Data entries

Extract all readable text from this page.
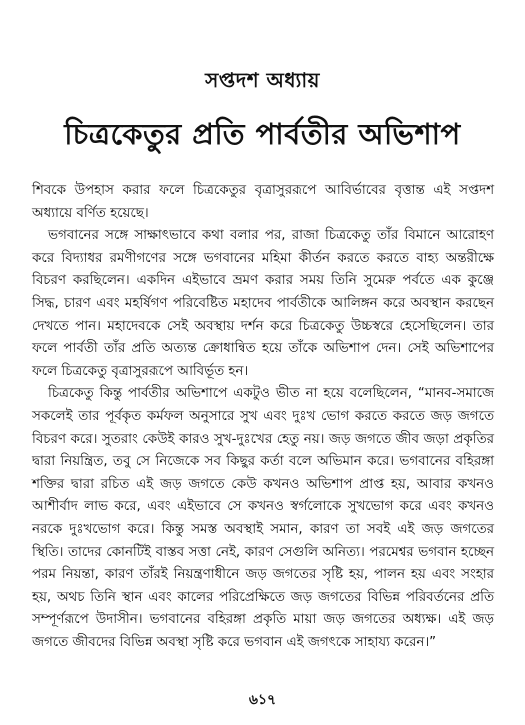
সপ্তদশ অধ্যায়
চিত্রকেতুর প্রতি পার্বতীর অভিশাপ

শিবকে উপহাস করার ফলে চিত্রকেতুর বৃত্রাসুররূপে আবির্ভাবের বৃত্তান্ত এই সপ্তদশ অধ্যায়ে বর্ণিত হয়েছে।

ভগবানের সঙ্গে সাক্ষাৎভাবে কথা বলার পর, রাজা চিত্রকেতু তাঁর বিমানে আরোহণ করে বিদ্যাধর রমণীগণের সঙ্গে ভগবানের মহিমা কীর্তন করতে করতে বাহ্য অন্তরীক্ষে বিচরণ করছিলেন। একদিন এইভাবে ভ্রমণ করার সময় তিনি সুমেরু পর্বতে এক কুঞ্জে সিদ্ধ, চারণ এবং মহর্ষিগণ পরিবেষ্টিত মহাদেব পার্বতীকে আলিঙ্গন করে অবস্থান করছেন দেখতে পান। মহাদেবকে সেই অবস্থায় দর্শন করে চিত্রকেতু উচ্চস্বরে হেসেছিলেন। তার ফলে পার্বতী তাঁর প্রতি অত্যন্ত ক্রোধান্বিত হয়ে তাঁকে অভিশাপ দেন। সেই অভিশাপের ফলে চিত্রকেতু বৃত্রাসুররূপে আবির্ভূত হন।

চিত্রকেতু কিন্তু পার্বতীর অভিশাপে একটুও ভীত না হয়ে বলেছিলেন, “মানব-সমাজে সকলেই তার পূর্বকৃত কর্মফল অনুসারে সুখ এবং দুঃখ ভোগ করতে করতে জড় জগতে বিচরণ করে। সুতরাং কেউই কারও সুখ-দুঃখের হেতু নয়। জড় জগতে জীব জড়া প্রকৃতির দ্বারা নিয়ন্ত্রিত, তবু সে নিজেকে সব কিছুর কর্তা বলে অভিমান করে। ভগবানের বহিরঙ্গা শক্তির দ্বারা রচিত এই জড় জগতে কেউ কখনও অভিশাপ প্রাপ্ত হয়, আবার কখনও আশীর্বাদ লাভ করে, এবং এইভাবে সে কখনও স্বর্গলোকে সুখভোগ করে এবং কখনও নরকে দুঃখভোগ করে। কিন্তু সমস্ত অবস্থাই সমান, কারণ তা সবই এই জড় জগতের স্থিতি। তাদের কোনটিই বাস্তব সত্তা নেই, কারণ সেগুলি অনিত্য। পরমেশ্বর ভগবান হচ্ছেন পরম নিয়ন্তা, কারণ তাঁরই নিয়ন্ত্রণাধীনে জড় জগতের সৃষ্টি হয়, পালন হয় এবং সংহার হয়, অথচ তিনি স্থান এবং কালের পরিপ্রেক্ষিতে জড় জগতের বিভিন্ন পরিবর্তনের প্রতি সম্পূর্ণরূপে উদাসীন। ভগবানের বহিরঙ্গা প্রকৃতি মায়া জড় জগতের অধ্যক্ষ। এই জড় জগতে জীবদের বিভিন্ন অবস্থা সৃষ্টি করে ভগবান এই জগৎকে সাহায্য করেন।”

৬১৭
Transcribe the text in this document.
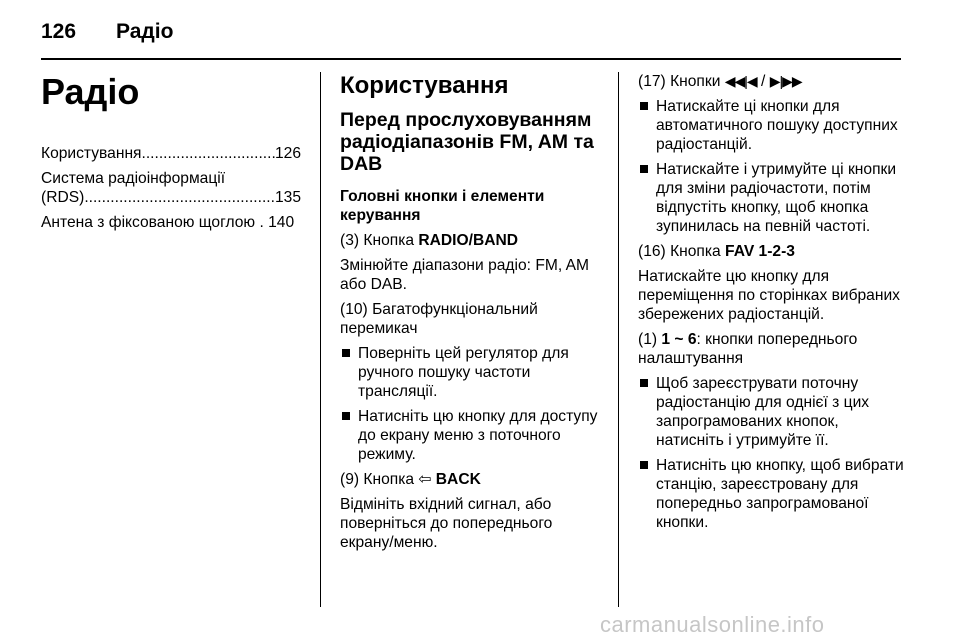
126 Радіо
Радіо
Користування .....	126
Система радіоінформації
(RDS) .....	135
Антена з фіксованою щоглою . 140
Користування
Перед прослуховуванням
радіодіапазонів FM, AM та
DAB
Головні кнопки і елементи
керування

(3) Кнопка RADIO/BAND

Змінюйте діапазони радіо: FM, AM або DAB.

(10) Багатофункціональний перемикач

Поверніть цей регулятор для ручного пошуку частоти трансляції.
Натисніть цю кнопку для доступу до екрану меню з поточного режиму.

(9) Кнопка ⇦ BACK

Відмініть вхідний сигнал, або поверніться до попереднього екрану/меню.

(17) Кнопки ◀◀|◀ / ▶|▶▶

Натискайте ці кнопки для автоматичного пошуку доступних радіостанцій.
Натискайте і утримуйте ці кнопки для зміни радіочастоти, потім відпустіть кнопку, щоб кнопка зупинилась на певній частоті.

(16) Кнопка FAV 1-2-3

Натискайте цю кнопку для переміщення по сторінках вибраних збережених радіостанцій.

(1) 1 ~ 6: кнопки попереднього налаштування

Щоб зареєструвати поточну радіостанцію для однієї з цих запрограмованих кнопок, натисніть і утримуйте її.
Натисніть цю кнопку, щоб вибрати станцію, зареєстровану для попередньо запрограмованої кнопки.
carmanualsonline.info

==

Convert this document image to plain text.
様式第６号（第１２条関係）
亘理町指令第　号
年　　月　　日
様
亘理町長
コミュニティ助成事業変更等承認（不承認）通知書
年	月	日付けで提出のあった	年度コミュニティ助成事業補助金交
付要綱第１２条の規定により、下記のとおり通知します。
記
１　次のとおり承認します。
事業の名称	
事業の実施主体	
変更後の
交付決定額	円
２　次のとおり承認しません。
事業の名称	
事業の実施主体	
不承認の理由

● What is expected: Find every line in the listing that holds the string "document", then say how many there are as a bare number.

● Exercise response: 2